Problem description - Reproduce all of the listing below without alteration.

Data records -
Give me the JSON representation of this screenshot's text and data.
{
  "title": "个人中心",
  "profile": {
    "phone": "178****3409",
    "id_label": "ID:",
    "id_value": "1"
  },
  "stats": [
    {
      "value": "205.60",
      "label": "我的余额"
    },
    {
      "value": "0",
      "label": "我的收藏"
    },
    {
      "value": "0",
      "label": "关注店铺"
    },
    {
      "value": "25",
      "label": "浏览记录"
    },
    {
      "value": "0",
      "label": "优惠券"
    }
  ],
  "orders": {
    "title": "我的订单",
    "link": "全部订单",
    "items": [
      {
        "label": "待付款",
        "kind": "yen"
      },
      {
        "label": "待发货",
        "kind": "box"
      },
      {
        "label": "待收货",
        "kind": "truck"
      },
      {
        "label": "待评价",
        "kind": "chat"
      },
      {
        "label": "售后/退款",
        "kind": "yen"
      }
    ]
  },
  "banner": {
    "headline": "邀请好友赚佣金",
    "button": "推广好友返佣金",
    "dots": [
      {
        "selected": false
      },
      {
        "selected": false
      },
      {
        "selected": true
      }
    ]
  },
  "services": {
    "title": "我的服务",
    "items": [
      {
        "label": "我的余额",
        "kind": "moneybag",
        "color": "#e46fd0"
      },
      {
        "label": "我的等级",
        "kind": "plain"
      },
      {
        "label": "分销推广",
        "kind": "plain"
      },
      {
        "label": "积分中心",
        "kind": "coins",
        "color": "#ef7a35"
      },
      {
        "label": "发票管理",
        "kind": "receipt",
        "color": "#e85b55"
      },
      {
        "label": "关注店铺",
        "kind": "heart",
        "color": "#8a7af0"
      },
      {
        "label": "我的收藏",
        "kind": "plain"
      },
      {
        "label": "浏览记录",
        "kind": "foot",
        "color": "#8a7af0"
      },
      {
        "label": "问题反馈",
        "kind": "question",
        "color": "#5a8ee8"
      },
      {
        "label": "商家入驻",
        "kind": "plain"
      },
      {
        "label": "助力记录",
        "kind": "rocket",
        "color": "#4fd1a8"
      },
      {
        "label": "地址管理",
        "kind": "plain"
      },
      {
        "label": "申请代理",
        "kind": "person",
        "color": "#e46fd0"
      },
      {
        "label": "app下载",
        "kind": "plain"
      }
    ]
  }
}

Completed exercise -
Give me the JSON representation of this screenshot's text and data.
{
  "title": "个人中心",
  "profile": {
    "phone": "178****3409",
    "id_label": "ID:",
    "id_value": "1"
  },
  "stats": [
    {
      "value": "205.60",
      "label": "我的余额"
    },
    {
      "value": "0",
      "label": "我的收藏"
    },
    {
      "value": "0",
      "label": "关注店铺"
    },
    {
      "value": "25",
      "label": "浏览记录"
    },
    {
      "value": "0",
      "label": "优惠券"
    }
  ],
  "orders": {
    "title": "我的订单",
    "link": "全部订单",
    "items": [
      {
        "label": "待付款",
        "kind": "yen"
      },
      {
        "label": "待发货",
        "kind": "box"
      },
      {
        "label": "待收货",
        "kind": "truck"
      },
      {
        "label": "待评价",
        "kind": "chat"
      },
      {
        "label": "售后/退款",
        "kind": "yen"
      }
    ]
  },
  "banner": {
    "headline": "邀请好友赚佣金",
    "button": "推广好友返佣金",
    "dots": [
      {
        "selected": false
      },
      {
        "selected": false
      },
      {
        "selected": true
      }
    ]
  },
  "services": {
    "title": "我的服务",
    "items": [
      {
        "label": "我的余额",
        "kind": "moneybag",
        "color": "#e46fd0"
      },
      {
        "label": "我的等级",
        "kind": "plain"
      },
      {
        "label": "分销推广",
        "kind": "plain"
      },
      {
        "label": "积分中心",
        "kind": "coins",
        "color": "#ef7a35"
      },
      {
        "label": "发票管理",
        "kind": "receipt",
        "color": "#e85b55"
      },
      {
        "label": "关注店铺",
        "kind": "heart",
        "color": "#8a7af0"
      },
      {
        "label": "我的收藏",
        "kind": "plain"
      },
      {
        "label": "浏览记录",
        "kind": "foot",
        "color": "#8a7af0"
      },
      {
        "label": "问题反馈",
        "kind": "question",
        "color": "#5a8ee8"
      },
      {
        "label": "商家入驻",
        "kind": "plain"
      },
      {
        "label": "助力记录",
        "kind": "rocket",
        "color": "#4fd1a8"
      },
      {
        "label": "地址管理",
        "kind": "plain"
      },
      {
        "label": "申请代理",
        "kind": "person",
        "color": "#e46fd0"
      },
      {
        "label": "app下载",
        "kind": "plain"
      }
    ]
  }
}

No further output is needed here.